>>>>>

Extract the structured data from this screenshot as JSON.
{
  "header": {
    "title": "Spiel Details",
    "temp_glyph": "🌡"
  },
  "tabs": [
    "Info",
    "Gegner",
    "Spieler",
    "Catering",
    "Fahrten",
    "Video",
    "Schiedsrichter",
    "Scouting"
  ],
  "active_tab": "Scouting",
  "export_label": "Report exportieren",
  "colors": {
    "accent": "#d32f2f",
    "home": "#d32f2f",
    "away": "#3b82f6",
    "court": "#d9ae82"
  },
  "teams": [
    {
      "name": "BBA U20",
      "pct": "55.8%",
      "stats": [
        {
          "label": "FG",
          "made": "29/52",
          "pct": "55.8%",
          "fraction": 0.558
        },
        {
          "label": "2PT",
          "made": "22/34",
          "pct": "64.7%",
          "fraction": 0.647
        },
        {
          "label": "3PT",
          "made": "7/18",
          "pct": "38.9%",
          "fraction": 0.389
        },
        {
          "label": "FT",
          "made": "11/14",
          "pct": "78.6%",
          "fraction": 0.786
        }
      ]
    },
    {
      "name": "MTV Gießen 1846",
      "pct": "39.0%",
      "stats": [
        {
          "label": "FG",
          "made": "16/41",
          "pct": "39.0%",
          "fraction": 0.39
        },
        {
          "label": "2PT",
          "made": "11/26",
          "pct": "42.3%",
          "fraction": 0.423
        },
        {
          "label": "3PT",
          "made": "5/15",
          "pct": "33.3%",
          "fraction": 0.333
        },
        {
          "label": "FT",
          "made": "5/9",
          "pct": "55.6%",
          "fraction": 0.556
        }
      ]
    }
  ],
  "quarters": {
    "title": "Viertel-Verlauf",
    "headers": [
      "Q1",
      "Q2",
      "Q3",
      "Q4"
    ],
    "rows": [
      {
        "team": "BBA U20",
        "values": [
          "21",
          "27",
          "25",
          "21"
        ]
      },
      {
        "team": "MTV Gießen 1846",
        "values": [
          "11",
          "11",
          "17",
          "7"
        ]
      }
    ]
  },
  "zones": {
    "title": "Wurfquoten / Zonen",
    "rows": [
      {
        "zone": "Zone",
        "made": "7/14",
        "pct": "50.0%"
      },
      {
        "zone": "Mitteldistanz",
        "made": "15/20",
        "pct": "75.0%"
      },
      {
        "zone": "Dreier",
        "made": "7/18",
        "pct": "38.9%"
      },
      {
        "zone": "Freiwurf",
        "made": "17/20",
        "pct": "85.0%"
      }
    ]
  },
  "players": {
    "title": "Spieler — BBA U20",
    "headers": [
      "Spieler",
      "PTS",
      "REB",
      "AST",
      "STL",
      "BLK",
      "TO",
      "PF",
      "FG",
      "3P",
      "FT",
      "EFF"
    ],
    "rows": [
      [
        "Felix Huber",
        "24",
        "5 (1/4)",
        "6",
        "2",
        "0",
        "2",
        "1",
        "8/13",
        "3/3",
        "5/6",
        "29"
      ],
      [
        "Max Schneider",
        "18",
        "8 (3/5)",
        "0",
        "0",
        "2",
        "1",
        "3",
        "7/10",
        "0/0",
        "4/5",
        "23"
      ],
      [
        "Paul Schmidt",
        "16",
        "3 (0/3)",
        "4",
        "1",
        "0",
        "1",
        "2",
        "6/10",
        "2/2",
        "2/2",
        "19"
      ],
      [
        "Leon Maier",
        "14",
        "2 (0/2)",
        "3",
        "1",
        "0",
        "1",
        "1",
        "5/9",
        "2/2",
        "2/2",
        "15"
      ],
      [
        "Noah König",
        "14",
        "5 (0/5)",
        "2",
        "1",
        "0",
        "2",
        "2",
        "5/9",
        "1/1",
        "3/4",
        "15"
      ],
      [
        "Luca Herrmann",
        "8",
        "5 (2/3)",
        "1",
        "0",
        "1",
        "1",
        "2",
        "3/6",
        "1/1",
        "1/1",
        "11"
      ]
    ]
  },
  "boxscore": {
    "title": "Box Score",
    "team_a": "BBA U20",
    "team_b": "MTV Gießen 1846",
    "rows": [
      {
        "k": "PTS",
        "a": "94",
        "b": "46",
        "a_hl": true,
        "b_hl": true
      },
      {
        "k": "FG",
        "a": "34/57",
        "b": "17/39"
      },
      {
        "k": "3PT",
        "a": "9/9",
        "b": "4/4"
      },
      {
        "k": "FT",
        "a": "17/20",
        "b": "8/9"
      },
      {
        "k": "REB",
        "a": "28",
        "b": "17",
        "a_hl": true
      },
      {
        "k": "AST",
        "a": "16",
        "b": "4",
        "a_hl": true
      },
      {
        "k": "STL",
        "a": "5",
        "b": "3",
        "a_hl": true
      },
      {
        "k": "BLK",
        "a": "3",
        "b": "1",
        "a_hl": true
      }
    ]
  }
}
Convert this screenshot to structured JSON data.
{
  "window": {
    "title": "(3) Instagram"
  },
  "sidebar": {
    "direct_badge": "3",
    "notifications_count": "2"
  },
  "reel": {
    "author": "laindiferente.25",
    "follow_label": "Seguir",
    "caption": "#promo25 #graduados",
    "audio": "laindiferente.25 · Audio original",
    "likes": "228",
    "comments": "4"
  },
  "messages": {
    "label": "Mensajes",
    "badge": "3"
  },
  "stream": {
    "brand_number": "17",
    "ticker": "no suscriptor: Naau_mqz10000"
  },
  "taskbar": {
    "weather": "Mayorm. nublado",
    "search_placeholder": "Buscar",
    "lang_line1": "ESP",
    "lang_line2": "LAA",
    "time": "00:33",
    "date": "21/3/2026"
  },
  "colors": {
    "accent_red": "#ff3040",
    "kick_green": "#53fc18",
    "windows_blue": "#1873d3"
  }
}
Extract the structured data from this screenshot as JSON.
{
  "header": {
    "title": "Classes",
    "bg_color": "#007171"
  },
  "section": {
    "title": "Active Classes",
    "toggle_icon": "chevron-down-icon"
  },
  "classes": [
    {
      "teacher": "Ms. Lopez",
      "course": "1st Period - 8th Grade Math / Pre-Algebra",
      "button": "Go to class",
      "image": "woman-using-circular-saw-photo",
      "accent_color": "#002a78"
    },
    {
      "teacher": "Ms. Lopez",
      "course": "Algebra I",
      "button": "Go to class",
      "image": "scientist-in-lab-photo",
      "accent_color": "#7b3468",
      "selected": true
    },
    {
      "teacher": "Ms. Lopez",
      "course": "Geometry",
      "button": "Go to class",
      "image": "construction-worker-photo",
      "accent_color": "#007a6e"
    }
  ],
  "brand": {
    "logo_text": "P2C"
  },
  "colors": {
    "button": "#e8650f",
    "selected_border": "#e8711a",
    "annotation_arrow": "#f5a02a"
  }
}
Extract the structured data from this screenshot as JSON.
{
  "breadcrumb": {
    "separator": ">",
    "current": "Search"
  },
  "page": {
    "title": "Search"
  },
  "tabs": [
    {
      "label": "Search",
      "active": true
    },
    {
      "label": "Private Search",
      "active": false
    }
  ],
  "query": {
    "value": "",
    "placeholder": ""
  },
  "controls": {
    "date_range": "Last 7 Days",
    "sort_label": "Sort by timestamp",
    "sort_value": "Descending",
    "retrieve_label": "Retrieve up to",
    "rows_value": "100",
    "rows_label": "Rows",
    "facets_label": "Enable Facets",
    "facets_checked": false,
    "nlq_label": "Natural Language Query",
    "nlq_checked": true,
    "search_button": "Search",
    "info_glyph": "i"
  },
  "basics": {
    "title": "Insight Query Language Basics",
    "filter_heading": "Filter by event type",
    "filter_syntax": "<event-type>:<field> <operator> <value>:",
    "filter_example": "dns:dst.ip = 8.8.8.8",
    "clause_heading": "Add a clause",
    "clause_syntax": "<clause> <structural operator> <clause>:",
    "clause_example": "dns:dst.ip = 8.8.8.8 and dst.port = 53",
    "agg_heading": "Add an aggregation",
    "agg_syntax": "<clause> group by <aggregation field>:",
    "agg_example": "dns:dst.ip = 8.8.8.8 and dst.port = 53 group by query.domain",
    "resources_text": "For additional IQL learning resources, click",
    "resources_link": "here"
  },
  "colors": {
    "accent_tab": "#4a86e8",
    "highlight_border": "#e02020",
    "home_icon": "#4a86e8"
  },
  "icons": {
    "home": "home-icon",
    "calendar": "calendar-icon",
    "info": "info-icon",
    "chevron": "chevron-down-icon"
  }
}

<<<<<

_Written request_:
Collect the complete line wherever the string "Gießen" appears in the records.

_Output of the exercise_:
      "name": "MTV Gießen 1846",
        "team": "MTV Gießen 1846",
    "team_b": "MTV Gießen 1846",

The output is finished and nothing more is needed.